■ GIVEN PROBLEM
Look through the data below and work out how many lines contain the string "Общие". Give the number alone.

[Collected data entries]

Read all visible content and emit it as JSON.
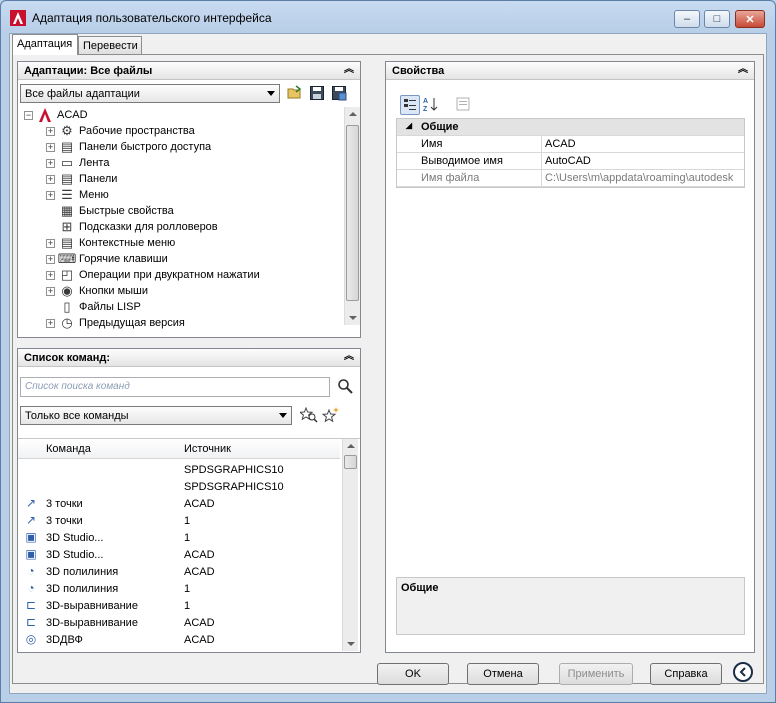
{
  "window": {
    "title": "Адаптация пользовательского интерфейса",
    "minimize": "–",
    "restore": "□",
    "close": "✕"
  },
  "tabs": [
    {
      "label": "Адаптация"
    },
    {
      "label": "Перевести"
    }
  ],
  "customizations_panel": {
    "title": "Адаптации: Все файлы",
    "filter_value": "Все файлы адаптации",
    "tree": [
      {
        "label": "ACAD",
        "icon": "acad-logo-icon"
      },
      {
        "label": "Рабочие пространства",
        "icon": "gear-icon"
      },
      {
        "label": "Панели быстрого доступа",
        "icon": "toolbar-icon"
      },
      {
        "label": "Лента",
        "icon": "ribbon-icon"
      },
      {
        "label": "Панели",
        "icon": "toolbar-icon"
      },
      {
        "label": "Меню",
        "icon": "menu-icon"
      },
      {
        "label": "Быстрые свойства",
        "icon": "quick-properties-icon"
      },
      {
        "label": "Подсказки для ролловеров",
        "icon": "rollover-tooltip-icon"
      },
      {
        "label": "Контекстные меню",
        "icon": "shortcut-menu-icon"
      },
      {
        "label": "Горячие клавиши",
        "icon": "keyboard-icon"
      },
      {
        "label": "Операции при двукратном нажатии",
        "icon": "double-click-icon"
      },
      {
        "label": "Кнопки мыши",
        "icon": "mouse-icon"
      },
      {
        "label": "Файлы LISP",
        "icon": "lisp-file-icon"
      },
      {
        "label": "Предыдущая версия",
        "icon": "clock-icon"
      }
    ]
  },
  "commands_panel": {
    "title": "Список команд:",
    "search_placeholder": "Список поиска команд",
    "filter_value": "Только все команды",
    "columns": [
      "Команда",
      "Источник"
    ],
    "rows": [
      {
        "name": "",
        "source": "SPDSGRAPHICS10",
        "icon": ""
      },
      {
        "name": "",
        "source": "SPDSGRAPHICS10",
        "icon": ""
      },
      {
        "name": "3 точки",
        "source": "ACAD",
        "icon": "3point-icon"
      },
      {
        "name": "3 точки",
        "source": "1",
        "icon": "3point-icon"
      },
      {
        "name": "3D Studio...",
        "source": "1",
        "icon": "3ds-icon"
      },
      {
        "name": "3D Studio...",
        "source": "ACAD",
        "icon": "3ds-icon"
      },
      {
        "name": "3D полилиния",
        "source": "ACAD",
        "icon": "3dpoly-icon"
      },
      {
        "name": "3D полилиния",
        "source": "1",
        "icon": "3dpoly-icon"
      },
      {
        "name": "3D-выравнивание",
        "source": "1",
        "icon": "3dalign-icon"
      },
      {
        "name": "3D-выравнивание",
        "source": "ACAD",
        "icon": "3dalign-icon"
      },
      {
        "name": "3DДВФ",
        "source": "ACAD",
        "icon": "3ddwf-icon"
      }
    ]
  },
  "properties_panel": {
    "title": "Свойства",
    "group": "Общие",
    "rows": [
      {
        "key": "Имя",
        "value": "ACAD",
        "disabled": false
      },
      {
        "key": "Выводимое имя",
        "value": "AutoCAD",
        "disabled": false
      },
      {
        "key": "Имя файла",
        "value": "C:\\Users\\m\\appdata\\roaming\\autodesk",
        "disabled": true
      }
    ],
    "description_title": "Общие"
  },
  "buttons": {
    "ok": "OK",
    "cancel": "Отмена",
    "apply": "Применить",
    "help": "Справка"
  },
  "colors": {
    "title_bg": "#c7daf0",
    "acad_red": "#c8102e",
    "accent_blue": "#2f5fa8"
  }
}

■ OUTPUT FOR THIS EXERCISE
2